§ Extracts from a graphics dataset
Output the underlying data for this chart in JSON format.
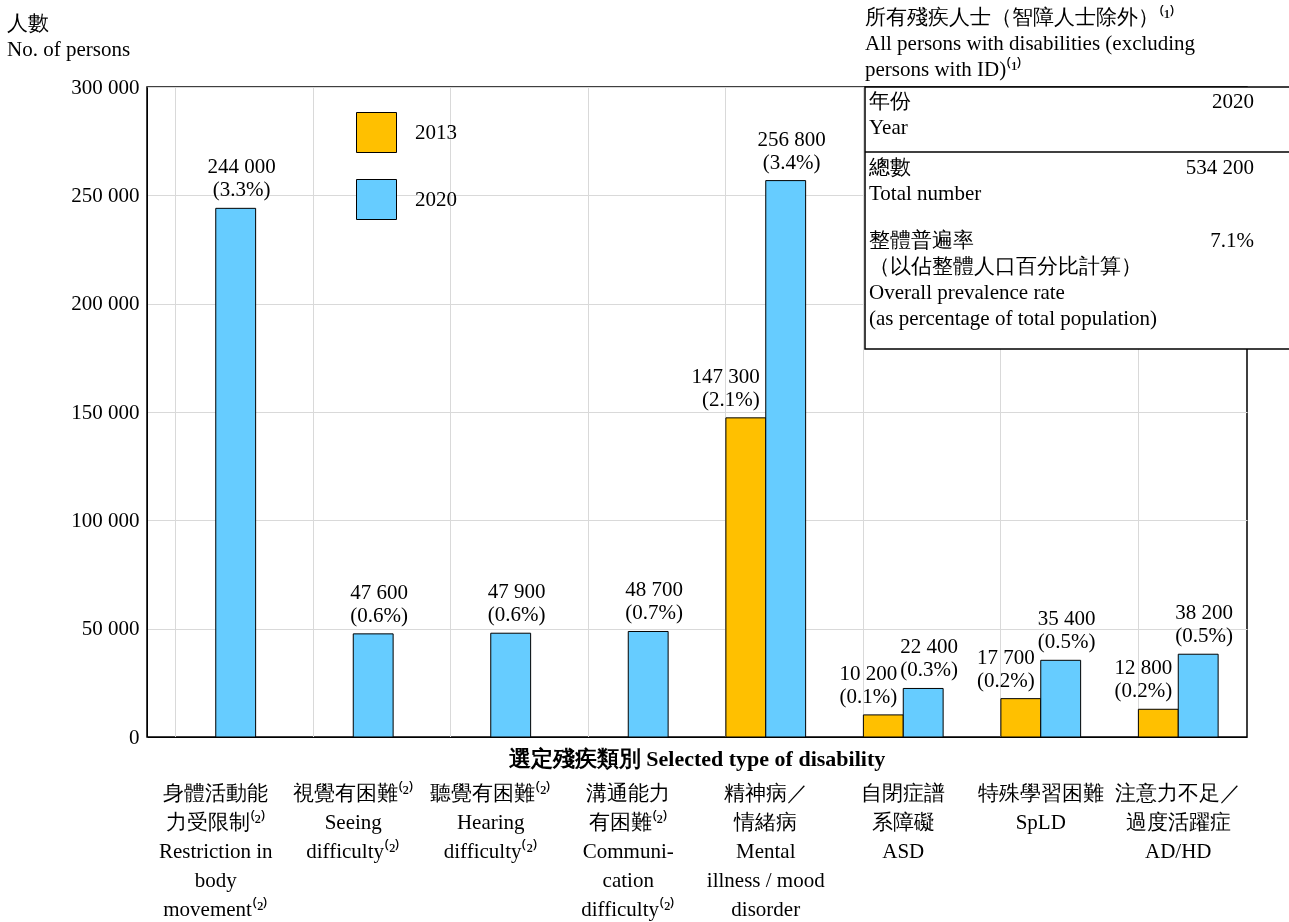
{
  "chart_data": {
    "type": "bar",
    "ylabel": "人數\nNo. of persons",
    "xlabel": "選定殘疾類別  Selected type of disability",
    "categories": [
      "身體活動能力受限制⁽²⁾\nRestriction in\nbody\nmovement⁽²⁾",
      "視覺有困難⁽²⁾\nSeeing\ndifficulty⁽²⁾",
      "聽覺有困難⁽²⁾\nHearing\ndifficulty⁽²⁾",
      "溝通能力有困難⁽²⁾\nCommuni-\ncation\ndifficulty⁽²⁾",
      "精神病／情緒病\nMental\nillness / mood\ndisorder",
      "自閉症譜系障礙\nASD",
      "特殊學習困難\nSpLD",
      "注意力不足／過度活躍症\nAD/HD"
    ],
    "series": [
      {
        "name": "2013",
        "color": "#ffc000",
        "values": [
          null,
          null,
          null,
          null,
          147300,
          10200,
          17700,
          12800
        ],
        "value_labels": [
          null,
          null,
          null,
          null,
          "147 300\n(2.1%)",
          "10 200\n(0.1%)",
          "17 700\n(0.2%)",
          "12 800\n(0.2%)"
        ]
      },
      {
        "name": "2020",
        "color": "#66ccff",
        "values": [
          244000,
          47600,
          47900,
          48700,
          256800,
          22400,
          35400,
          38200
        ],
        "value_labels": [
          "244 000\n(3.3%)",
          "47 600\n(0.6%)",
          "47 900\n(0.6%)",
          "48 700\n(0.7%)",
          "256 800\n(3.4%)",
          "22 400\n(0.3%)",
          "35 400\n(0.5%)",
          "38 200\n(0.5%)"
        ]
      }
    ],
    "ylim": [
      0,
      300000
    ],
    "yticks": [
      {
        "value": 0,
        "label": "0"
      },
      {
        "value": 50000,
        "label": "50 000"
      },
      {
        "value": 100000,
        "label": "100 000"
      },
      {
        "value": 150000,
        "label": "150 000"
      },
      {
        "value": 200000,
        "label": "200 000"
      },
      {
        "value": 250000,
        "label": "250 000"
      },
      {
        "value": 300000,
        "label": "300 000"
      }
    ],
    "grid": true,
    "legend": "top left",
    "annotations": [
      "所有殘疾人士（智障人士除外）⁽¹⁾",
      "All persons with disabilities (excluding\npersons with ID)⁽¹⁾",
      "年份\nYear",
      "2020",
      "總數\nTotal number",
      "534 200",
      "整體普遍率（以佔整體人口百分比計算）\nOverall prevalence rate\n(as percentage of total population)",
      "7.1%"
    ]
  }
}
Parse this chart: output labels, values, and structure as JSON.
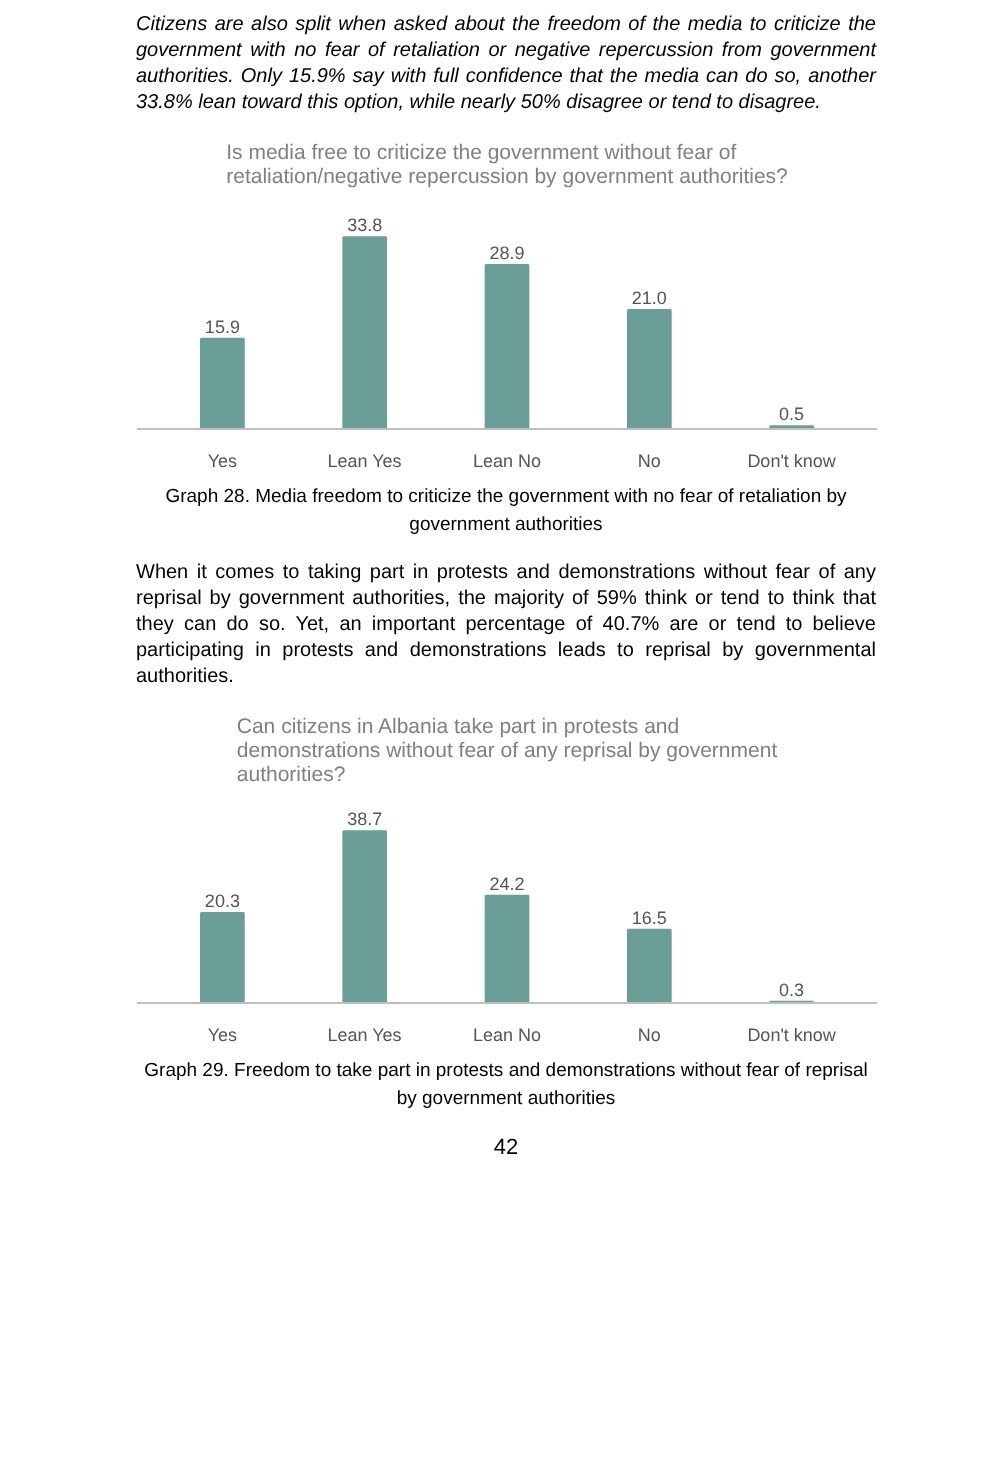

§ What is expected
All lines above with "JSON" in them should be returned.

§ Result
Output the underlying data for this chart in JSON format.
Parse this chart: output labels, values, and structure as JSON.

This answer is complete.